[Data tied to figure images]
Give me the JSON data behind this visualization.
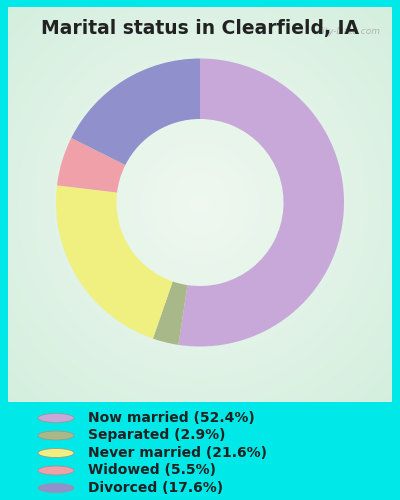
{
  "title": "Marital status in Clearfield, IA",
  "slices": [
    {
      "label": "Now married (52.4%)",
      "value": 52.4,
      "color": "#c8a8d8"
    },
    {
      "label": "Separated (2.9%)",
      "value": 2.9,
      "color": "#a8b888"
    },
    {
      "label": "Never married (21.6%)",
      "value": 21.6,
      "color": "#f0f080"
    },
    {
      "label": "Widowed (5.5%)",
      "value": 5.5,
      "color": "#f0a0a8"
    },
    {
      "label": "Divorced (17.6%)",
      "value": 17.6,
      "color": "#9090cc"
    }
  ],
  "bg_outer": "#00e8e8",
  "title_color": "#222222",
  "title_fontsize": 13.5,
  "legend_fontsize": 10,
  "watermark": "City-Data.com"
}
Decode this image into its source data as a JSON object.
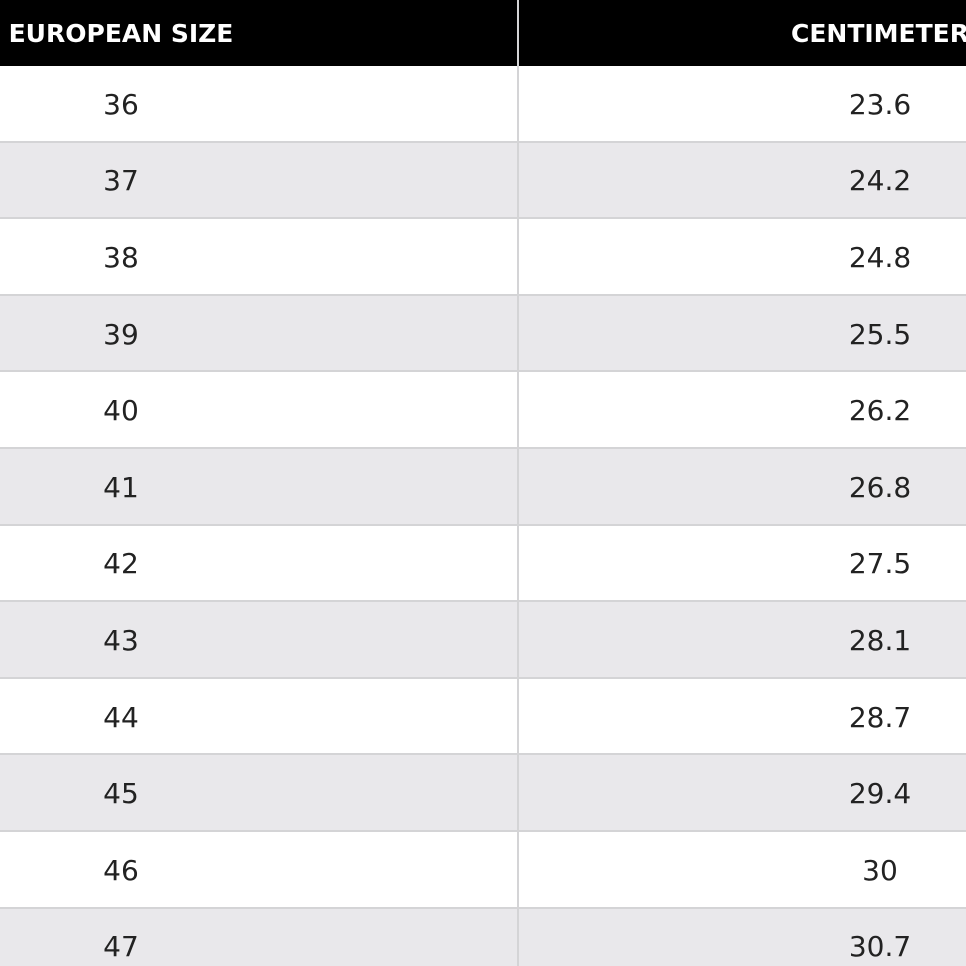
{
  "table": {
    "header": [
      "EUROPEAN SIZE",
      "CENTIMETER"
    ],
    "rows": [
      [
        "36",
        "23.6"
      ],
      [
        "37",
        "24.2"
      ],
      [
        "38",
        "24.8"
      ],
      [
        "39",
        "25.5"
      ],
      [
        "40",
        "26.2"
      ],
      [
        "41",
        "26.8"
      ],
      [
        "42",
        "27.5"
      ],
      [
        "43",
        "28.1"
      ],
      [
        "44",
        "28.7"
      ],
      [
        "45",
        "29.4"
      ],
      [
        "46",
        "30"
      ],
      [
        "47",
        "30.7"
      ]
    ]
  }
}
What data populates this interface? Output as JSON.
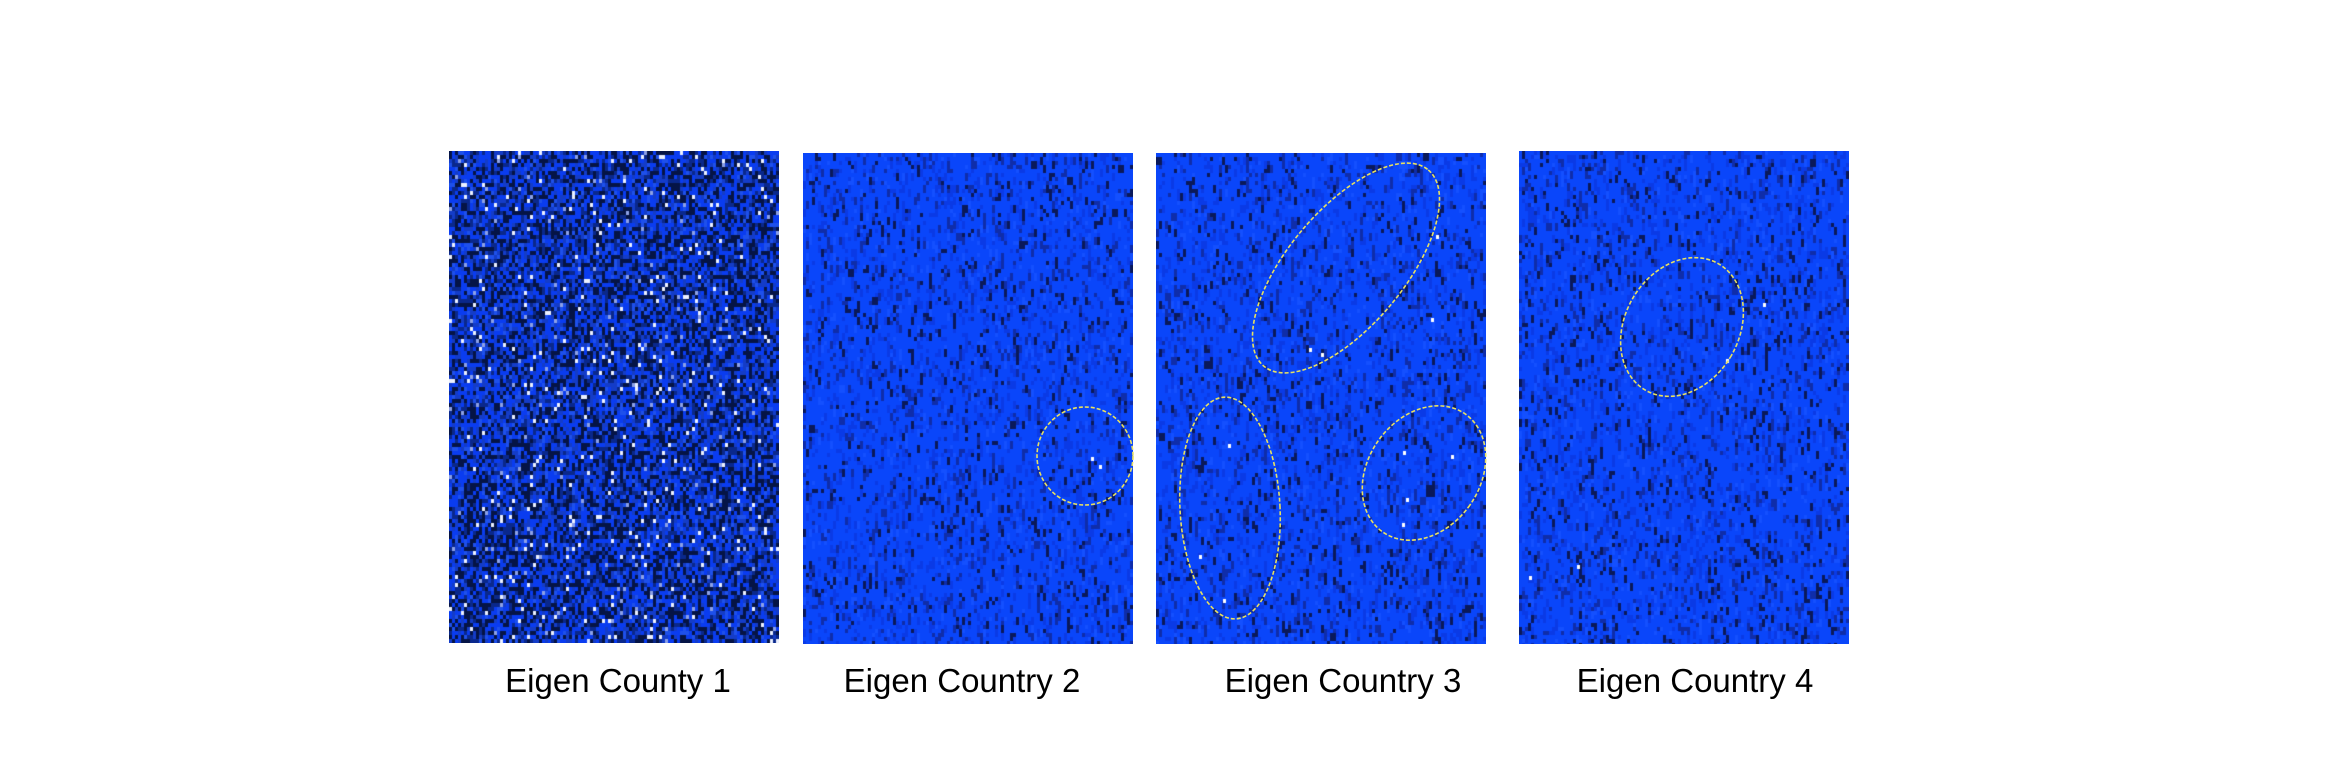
{
  "panels": [
    {
      "caption": "Eigen County 1",
      "base_color": "#0a3cf0",
      "density": "high"
    },
    {
      "caption": "Eigen Country 2",
      "base_color": "#0a46fa",
      "density": "low"
    },
    {
      "caption": "Eigen Country 3",
      "base_color": "#0a46fa",
      "density": "low"
    },
    {
      "caption": "Eigen Country 4",
      "base_color": "#0a46fa",
      "density": "low"
    }
  ],
  "highlight_color": "#e8e060"
}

> **What this task involves**: Each line holding the word "value" counts once; report the total and nothing else.

> **Final result**: 5